* What is asked
Only the number is wanted: count the lines in the data with "Rhône" in them.

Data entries
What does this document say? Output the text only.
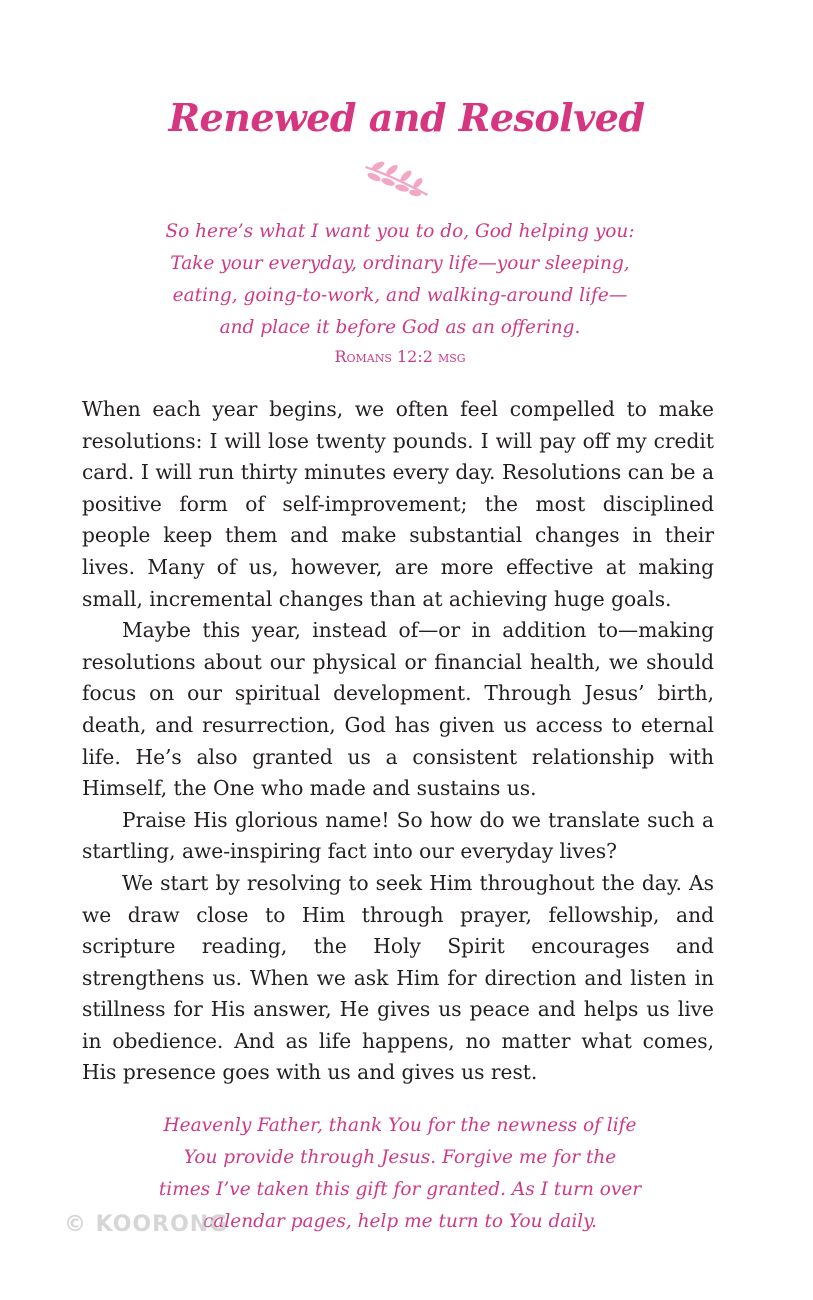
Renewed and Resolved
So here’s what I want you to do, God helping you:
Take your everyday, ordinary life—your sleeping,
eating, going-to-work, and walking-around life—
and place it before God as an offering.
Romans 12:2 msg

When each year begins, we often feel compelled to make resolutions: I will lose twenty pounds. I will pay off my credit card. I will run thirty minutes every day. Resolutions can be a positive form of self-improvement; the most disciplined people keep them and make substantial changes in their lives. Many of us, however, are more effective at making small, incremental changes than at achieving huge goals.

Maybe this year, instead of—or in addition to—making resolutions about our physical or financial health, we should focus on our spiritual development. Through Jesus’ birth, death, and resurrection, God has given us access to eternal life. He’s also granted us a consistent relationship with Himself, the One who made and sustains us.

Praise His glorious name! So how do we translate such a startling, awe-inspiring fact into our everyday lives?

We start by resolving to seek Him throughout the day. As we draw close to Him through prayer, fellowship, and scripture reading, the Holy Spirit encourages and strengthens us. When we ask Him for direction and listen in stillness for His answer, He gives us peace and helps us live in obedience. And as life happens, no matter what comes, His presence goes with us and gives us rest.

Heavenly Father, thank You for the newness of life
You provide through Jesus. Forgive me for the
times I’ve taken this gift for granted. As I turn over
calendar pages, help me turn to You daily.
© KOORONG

==

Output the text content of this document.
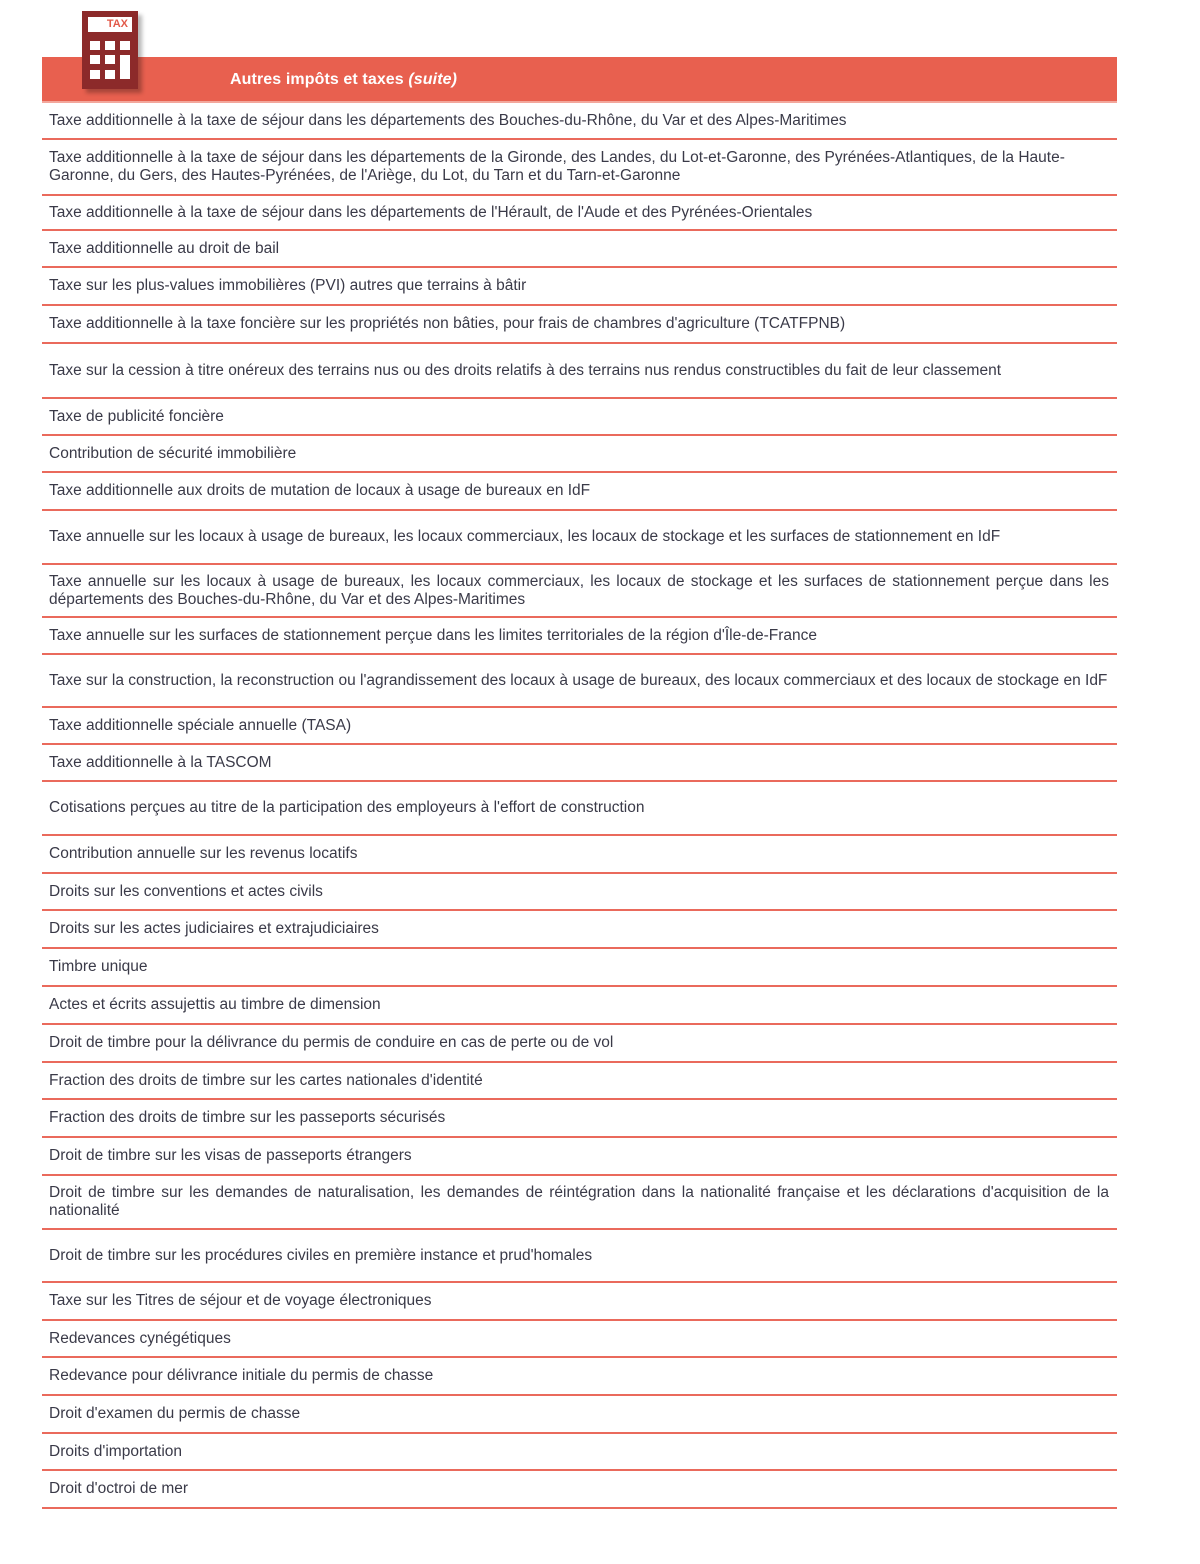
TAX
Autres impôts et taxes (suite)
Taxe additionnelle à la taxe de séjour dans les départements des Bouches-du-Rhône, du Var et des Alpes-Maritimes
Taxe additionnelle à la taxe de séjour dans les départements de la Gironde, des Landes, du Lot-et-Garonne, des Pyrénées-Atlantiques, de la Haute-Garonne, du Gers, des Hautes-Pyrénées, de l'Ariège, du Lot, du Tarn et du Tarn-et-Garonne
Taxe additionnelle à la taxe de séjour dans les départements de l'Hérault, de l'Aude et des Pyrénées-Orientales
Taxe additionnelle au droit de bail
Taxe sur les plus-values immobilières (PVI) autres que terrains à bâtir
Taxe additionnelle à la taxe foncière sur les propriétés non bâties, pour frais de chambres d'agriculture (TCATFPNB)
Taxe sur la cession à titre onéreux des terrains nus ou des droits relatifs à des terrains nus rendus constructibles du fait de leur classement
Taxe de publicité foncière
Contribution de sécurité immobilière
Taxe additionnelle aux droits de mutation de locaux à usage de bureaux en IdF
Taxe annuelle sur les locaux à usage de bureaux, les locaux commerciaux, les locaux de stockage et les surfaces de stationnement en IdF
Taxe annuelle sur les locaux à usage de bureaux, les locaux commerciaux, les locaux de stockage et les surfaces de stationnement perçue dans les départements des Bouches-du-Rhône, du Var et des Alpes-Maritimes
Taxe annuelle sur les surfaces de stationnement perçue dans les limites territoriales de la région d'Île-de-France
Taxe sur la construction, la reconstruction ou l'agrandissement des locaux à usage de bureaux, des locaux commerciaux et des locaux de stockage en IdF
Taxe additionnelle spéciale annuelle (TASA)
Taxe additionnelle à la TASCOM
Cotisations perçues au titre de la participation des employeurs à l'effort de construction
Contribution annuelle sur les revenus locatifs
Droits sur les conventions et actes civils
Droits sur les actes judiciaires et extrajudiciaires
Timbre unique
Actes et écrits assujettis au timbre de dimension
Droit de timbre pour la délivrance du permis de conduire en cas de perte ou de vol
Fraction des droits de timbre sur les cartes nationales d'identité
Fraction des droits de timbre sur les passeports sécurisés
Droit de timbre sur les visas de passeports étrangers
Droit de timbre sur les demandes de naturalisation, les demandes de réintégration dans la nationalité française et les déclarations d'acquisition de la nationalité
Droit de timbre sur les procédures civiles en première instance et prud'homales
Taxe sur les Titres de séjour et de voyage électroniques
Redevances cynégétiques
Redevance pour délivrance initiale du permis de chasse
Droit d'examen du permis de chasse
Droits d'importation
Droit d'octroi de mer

* Response to the task
2